Brief:
Update the lines below by changing every "puzzle-preview" to "puzzle-image" and keeping everything else the same.
— START Data supplied —
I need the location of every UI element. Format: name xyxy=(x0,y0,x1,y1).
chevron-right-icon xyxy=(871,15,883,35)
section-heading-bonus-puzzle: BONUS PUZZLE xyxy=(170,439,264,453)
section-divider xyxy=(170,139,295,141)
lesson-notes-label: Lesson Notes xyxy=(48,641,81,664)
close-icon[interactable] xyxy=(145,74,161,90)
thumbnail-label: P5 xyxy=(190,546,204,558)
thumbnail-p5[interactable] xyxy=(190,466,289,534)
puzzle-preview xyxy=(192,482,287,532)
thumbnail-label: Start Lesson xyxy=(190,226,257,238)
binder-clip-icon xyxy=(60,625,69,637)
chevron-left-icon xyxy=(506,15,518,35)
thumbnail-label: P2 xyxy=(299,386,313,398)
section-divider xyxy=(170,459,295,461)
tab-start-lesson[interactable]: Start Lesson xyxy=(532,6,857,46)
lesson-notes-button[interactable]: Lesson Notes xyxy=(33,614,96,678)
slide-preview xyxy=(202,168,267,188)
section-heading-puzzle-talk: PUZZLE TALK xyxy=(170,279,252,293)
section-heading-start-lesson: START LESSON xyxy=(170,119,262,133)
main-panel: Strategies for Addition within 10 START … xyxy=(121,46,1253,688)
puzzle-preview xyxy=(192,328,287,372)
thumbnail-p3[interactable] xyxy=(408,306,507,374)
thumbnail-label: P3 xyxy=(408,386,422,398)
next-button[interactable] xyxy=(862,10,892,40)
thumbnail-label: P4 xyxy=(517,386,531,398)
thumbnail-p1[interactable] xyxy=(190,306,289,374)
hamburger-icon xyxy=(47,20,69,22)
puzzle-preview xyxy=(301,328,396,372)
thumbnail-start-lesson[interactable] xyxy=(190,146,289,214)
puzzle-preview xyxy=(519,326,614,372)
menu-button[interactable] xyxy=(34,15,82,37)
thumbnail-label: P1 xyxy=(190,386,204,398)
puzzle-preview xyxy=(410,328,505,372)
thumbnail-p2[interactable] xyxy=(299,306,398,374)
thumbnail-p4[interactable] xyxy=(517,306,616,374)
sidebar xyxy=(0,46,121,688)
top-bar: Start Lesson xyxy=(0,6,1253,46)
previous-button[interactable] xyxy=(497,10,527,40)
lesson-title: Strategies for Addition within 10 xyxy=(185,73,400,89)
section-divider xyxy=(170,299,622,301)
— END Data supplied —
Task answer:
I need the location of every UI element. Format: name xyxy=(x0,y0,x1,y1).
chevron-right-icon xyxy=(871,15,883,35)
section-heading-bonus-puzzle: BONUS PUZZLE xyxy=(170,439,264,453)
section-divider xyxy=(170,139,295,141)
lesson-notes-label: Lesson Notes xyxy=(48,641,81,664)
close-icon[interactable] xyxy=(145,74,161,90)
thumbnail-label: P5 xyxy=(190,546,204,558)
thumbnail-p5[interactable] xyxy=(190,466,289,534)
puzzle-image xyxy=(192,482,287,532)
thumbnail-label: Start Lesson xyxy=(190,226,257,238)
binder-clip-icon xyxy=(60,625,69,637)
chevron-left-icon xyxy=(506,15,518,35)
thumbnail-label: P2 xyxy=(299,386,313,398)
section-divider xyxy=(170,459,295,461)
tab-start-lesson[interactable]: Start Lesson xyxy=(532,6,857,46)
lesson-notes-button[interactable]: Lesson Notes xyxy=(33,614,96,678)
slide-preview xyxy=(202,168,267,188)
section-heading-puzzle-talk: PUZZLE TALK xyxy=(170,279,252,293)
section-heading-start-lesson: START LESSON xyxy=(170,119,262,133)
main-panel: Strategies for Addition within 10 START … xyxy=(121,46,1253,688)
puzzle-image xyxy=(192,328,287,372)
thumbnail-p3[interactable] xyxy=(408,306,507,374)
thumbnail-label: P3 xyxy=(408,386,422,398)
next-button[interactable] xyxy=(862,10,892,40)
thumbnail-label: P4 xyxy=(517,386,531,398)
thumbnail-p1[interactable] xyxy=(190,306,289,374)
hamburger-icon xyxy=(47,20,69,22)
puzzle-image xyxy=(301,328,396,372)
thumbnail-start-lesson[interactable] xyxy=(190,146,289,214)
puzzle-image xyxy=(519,326,614,372)
menu-button[interactable] xyxy=(34,15,82,37)
thumbnail-label: P1 xyxy=(190,386,204,398)
puzzle-image xyxy=(410,328,505,372)
thumbnail-p2[interactable] xyxy=(299,306,398,374)
thumbnail-p4[interactable] xyxy=(517,306,616,374)
sidebar xyxy=(0,46,121,688)
top-bar: Start Lesson xyxy=(0,6,1253,46)
previous-button[interactable] xyxy=(497,10,527,40)
lesson-title: Strategies for Addition within 10 xyxy=(185,73,400,89)
section-divider xyxy=(170,299,622,301)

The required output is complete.